Task statement: Read the records and gather each line that includes "JSON".

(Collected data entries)
=-=-=-=-=
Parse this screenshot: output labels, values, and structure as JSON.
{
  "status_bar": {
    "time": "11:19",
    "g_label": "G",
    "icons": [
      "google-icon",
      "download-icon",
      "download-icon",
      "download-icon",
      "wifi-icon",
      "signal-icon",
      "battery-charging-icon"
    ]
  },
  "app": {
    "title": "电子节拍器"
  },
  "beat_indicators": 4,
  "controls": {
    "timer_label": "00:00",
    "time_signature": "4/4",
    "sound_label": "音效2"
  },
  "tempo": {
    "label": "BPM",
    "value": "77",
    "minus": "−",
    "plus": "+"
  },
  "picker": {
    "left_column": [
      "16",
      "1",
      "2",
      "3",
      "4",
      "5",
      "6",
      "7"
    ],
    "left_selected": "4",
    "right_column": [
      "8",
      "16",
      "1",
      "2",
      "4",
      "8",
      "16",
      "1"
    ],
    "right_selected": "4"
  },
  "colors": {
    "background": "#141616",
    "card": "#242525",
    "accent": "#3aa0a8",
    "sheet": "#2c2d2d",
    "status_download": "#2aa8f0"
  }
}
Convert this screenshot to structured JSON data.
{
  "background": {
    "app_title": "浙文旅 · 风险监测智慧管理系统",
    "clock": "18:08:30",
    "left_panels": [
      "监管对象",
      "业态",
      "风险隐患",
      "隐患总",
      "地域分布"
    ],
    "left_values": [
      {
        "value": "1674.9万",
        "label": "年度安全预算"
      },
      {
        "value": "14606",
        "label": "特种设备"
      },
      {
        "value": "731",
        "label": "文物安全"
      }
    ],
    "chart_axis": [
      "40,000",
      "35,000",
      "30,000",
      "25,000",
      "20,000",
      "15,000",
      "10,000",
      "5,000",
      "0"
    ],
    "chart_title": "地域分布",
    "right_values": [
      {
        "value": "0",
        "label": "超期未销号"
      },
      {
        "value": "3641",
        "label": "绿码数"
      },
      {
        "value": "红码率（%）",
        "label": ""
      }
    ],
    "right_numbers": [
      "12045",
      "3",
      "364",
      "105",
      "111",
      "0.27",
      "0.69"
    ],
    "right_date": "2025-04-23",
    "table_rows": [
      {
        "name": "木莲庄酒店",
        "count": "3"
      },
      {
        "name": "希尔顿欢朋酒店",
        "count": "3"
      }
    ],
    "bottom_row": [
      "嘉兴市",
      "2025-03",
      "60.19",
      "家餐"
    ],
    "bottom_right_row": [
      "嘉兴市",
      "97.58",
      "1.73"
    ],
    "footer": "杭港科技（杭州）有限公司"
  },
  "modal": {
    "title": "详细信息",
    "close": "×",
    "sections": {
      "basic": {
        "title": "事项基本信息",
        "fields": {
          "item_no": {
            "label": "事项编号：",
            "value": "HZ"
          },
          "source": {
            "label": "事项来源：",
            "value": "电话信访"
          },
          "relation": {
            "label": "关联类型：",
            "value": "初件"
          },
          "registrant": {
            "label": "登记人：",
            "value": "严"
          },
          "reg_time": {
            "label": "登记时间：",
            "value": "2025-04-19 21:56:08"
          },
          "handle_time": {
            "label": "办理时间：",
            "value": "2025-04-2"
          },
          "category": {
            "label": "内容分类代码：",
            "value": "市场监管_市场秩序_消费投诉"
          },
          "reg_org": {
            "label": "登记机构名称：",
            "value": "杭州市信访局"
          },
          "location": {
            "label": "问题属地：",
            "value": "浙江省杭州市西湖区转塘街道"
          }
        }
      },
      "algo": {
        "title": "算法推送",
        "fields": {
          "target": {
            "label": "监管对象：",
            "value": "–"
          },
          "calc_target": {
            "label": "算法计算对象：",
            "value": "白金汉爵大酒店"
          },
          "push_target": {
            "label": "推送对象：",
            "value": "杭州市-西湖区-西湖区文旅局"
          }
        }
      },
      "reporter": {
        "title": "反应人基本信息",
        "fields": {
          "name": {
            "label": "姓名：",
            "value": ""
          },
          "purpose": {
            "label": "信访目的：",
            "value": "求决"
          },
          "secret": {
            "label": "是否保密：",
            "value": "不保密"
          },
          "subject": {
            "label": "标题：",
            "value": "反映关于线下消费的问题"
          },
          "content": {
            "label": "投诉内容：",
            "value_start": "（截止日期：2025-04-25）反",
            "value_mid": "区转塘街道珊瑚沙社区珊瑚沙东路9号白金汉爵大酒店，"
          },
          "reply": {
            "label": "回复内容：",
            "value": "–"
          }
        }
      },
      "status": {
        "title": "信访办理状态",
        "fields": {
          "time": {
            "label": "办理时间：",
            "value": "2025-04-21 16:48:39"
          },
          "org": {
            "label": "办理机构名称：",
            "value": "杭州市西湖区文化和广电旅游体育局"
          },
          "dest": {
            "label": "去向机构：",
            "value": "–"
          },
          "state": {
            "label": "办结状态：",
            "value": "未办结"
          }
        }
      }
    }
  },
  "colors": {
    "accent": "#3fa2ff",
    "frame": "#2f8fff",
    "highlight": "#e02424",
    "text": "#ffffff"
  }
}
=-=-=-=-=
The output:
Parse this screenshot: output labels, values, and structure as JSON.
Convert this screenshot to structured JSON data.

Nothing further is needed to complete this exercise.